- _WHAT IS BEING ASKED_: Return all the data, word for word.
※
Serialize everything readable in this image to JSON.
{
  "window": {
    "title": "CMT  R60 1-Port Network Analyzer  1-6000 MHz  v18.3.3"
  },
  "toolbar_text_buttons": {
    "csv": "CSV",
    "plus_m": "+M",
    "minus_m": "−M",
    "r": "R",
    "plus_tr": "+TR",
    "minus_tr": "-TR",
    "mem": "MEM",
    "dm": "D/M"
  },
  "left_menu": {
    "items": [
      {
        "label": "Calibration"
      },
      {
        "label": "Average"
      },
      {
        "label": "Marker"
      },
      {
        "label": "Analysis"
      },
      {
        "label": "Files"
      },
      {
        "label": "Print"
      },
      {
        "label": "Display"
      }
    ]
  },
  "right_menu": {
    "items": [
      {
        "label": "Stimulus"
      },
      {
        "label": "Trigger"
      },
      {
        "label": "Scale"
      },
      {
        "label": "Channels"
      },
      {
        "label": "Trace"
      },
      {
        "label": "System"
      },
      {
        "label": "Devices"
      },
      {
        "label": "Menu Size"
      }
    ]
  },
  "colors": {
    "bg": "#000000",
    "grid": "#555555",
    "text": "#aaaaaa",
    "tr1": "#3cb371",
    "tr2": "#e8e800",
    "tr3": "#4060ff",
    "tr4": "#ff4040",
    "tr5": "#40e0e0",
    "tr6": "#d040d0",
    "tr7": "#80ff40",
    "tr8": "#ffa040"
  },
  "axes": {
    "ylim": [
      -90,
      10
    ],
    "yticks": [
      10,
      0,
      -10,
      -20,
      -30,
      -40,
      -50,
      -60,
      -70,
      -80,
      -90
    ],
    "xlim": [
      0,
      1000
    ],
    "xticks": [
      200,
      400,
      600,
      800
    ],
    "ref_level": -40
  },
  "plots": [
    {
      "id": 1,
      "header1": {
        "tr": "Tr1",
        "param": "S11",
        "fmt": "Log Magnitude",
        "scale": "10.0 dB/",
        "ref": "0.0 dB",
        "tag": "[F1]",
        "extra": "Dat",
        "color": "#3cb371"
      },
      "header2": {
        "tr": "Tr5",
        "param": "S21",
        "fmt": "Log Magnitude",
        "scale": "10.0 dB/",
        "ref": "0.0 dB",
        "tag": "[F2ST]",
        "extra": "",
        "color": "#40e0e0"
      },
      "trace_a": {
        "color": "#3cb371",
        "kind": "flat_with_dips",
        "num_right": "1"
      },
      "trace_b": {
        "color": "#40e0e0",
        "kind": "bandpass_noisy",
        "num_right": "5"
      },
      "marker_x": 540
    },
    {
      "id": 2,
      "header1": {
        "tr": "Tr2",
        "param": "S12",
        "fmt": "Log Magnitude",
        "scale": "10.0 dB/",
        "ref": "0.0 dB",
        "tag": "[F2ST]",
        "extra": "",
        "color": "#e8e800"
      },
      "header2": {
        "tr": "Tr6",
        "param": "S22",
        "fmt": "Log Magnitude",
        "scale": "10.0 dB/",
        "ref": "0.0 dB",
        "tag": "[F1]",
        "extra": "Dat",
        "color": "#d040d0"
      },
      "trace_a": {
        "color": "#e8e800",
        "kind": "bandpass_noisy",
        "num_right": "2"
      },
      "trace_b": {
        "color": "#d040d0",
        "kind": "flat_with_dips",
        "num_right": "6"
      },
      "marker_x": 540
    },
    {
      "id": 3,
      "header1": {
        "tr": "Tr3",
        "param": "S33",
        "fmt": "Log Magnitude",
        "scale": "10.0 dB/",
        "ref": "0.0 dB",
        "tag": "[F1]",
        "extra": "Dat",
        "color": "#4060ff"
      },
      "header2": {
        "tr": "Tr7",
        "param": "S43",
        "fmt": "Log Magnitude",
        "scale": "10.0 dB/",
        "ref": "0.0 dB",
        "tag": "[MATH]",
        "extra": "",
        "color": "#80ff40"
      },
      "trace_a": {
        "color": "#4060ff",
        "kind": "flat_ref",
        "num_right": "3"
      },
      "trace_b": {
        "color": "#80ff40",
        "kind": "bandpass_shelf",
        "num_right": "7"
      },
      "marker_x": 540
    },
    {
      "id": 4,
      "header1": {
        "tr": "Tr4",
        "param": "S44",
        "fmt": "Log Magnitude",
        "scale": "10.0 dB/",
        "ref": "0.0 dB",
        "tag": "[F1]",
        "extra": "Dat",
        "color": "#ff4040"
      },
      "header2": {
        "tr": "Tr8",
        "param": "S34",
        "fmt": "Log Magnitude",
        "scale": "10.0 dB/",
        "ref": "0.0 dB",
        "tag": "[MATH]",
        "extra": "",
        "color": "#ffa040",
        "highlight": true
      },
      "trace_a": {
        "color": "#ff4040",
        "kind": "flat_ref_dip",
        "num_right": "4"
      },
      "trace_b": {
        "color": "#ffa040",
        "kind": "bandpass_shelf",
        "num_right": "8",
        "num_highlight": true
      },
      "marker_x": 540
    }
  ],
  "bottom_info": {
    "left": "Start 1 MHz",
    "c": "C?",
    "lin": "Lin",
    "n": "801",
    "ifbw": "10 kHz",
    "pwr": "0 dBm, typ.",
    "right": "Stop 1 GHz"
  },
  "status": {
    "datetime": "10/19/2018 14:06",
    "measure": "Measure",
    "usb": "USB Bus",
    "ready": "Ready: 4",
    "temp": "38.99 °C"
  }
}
※
- _ANSWER TO THIS PROBLEM_:
Serialize everything readable in this image to JSON.
{
  "window": {
    "title": "CMT  R60 1-Port Network Analyzer  1-6000 MHz  v18.3.3"
  },
  "toolbar_text_buttons": {
    "csv": "CSV",
    "plus_m": "+M",
    "minus_m": "−M",
    "r": "R",
    "plus_tr": "+TR",
    "minus_tr": "-TR",
    "mem": "MEM",
    "dm": "D/M"
  },
  "left_menu": {
    "items": [
      {
        "label": "Calibration"
      },
      {
        "label": "Average"
      },
      {
        "label": "Marker"
      },
      {
        "label": "Analysis"
      },
      {
        "label": "Files"
      },
      {
        "label": "Print"
      },
      {
        "label": "Display"
      }
    ]
  },
  "right_menu": {
    "items": [
      {
        "label": "Stimulus"
      },
      {
        "label": "Trigger"
      },
      {
        "label": "Scale"
      },
      {
        "label": "Channels"
      },
      {
        "label": "Trace"
      },
      {
        "label": "System"
      },
      {
        "label": "Devices"
      },
      {
        "label": "Menu Size"
      }
    ]
  },
  "colors": {
    "bg": "#000000",
    "grid": "#555555",
    "text": "#aaaaaa",
    "tr1": "#3cb371",
    "tr2": "#e8e800",
    "tr3": "#4060ff",
    "tr4": "#ff4040",
    "tr5": "#40e0e0",
    "tr6": "#d040d0",
    "tr7": "#80ff40",
    "tr8": "#ffa040"
  },
  "axes": {
    "ylim": [
      -90,
      10
    ],
    "yticks": [
      10,
      0,
      -10,
      -20,
      -30,
      -40,
      -50,
      -60,
      -70,
      -80,
      -90
    ],
    "xlim": [
      0,
      1000
    ],
    "xticks": [
      200,
      400,
      600,
      800
    ],
    "ref_level": -40
  },
  "plots": [
    {
      "id": 1,
      "header1": {
        "tr": "Tr1",
        "param": "S11",
        "fmt": "Log Magnitude",
        "scale": "10.0 dB/",
        "ref": "0.0 dB",
        "tag": "[F1]",
        "extra": "Dat",
        "color": "#3cb371"
      },
      "header2": {
        "tr": "Tr5",
        "param": "S21",
        "fmt": "Log Magnitude",
        "scale": "10.0 dB/",
        "ref": "0.0 dB",
        "tag": "[F2ST]",
        "extra": "",
        "color": "#40e0e0"
      },
      "trace_a": {
        "color": "#3cb371",
        "kind": "flat_with_dips",
        "num_right": "1"
      },
      "trace_b": {
        "color": "#40e0e0",
        "kind": "bandpass_noisy",
        "num_right": "5"
      },
      "marker_x": 540
    },
    {
      "id": 2,
      "header1": {
        "tr": "Tr2",
        "param": "S12",
        "fmt": "Log Magnitude",
        "scale": "10.0 dB/",
        "ref": "0.0 dB",
        "tag": "[F2ST]",
        "extra": "",
        "color": "#e8e800"
      },
      "header2": {
        "tr": "Tr6",
        "param": "S22",
        "fmt": "Log Magnitude",
        "scale": "10.0 dB/",
        "ref": "0.0 dB",
        "tag": "[F1]",
        "extra": "Dat",
        "color": "#d040d0"
      },
      "trace_a": {
        "color": "#e8e800",
        "kind": "bandpass_noisy",
        "num_right": "2"
      },
      "trace_b": {
        "color": "#d040d0",
        "kind": "flat_with_dips",
        "num_right": "6"
      },
      "marker_x": 540
    },
    {
      "id": 3,
      "header1": {
        "tr": "Tr3",
        "param": "S33",
        "fmt": "Log Magnitude",
        "scale": "10.0 dB/",
        "ref": "0.0 dB",
        "tag": "[F1]",
        "extra": "Dat",
        "color": "#4060ff"
      },
      "header2": {
        "tr": "Tr7",
        "param": "S43",
        "fmt": "Log Magnitude",
        "scale": "10.0 dB/",
        "ref": "0.0 dB",
        "tag": "[MATH]",
        "extra": "",
        "color": "#80ff40"
      },
      "trace_a": {
        "color": "#4060ff",
        "kind": "flat_ref",
        "num_right": "3"
      },
      "trace_b": {
        "color": "#80ff40",
        "kind": "bandpass_shelf",
        "num_right": "7"
      },
      "marker_x": 540
    },
    {
      "id": 4,
      "header1": {
        "tr": "Tr4",
        "param": "S44",
        "fmt": "Log Magnitude",
        "scale": "10.0 dB/",
        "ref": "0.0 dB",
        "tag": "[F1]",
        "extra": "Dat",
        "color": "#ff4040"
      },
      "header2": {
        "tr": "Tr8",
        "param": "S34",
        "fmt": "Log Magnitude",
        "scale": "10.0 dB/",
        "ref": "0.0 dB",
        "tag": "[MATH]",
        "extra": "",
        "color": "#ffa040",
        "highlight": true
      },
      "trace_a": {
        "color": "#ff4040",
        "kind": "flat_ref_dip",
        "num_right": "4"
      },
      "trace_b": {
        "color": "#ffa040",
        "kind": "bandpass_shelf",
        "num_right": "8",
        "num_highlight": true
      },
      "marker_x": 540
    }
  ],
  "bottom_info": {
    "left": "Start 1 MHz",
    "c": "C?",
    "lin": "Lin",
    "n": "801",
    "ifbw": "10 kHz",
    "pwr": "0 dBm, typ.",
    "right": "Stop 1 GHz"
  },
  "status": {
    "datetime": "10/19/2018 14:06",
    "measure": "Measure",
    "usb": "USB Bus",
    "ready": "Ready: 4",
    "temp": "38.99 °C"
  }
}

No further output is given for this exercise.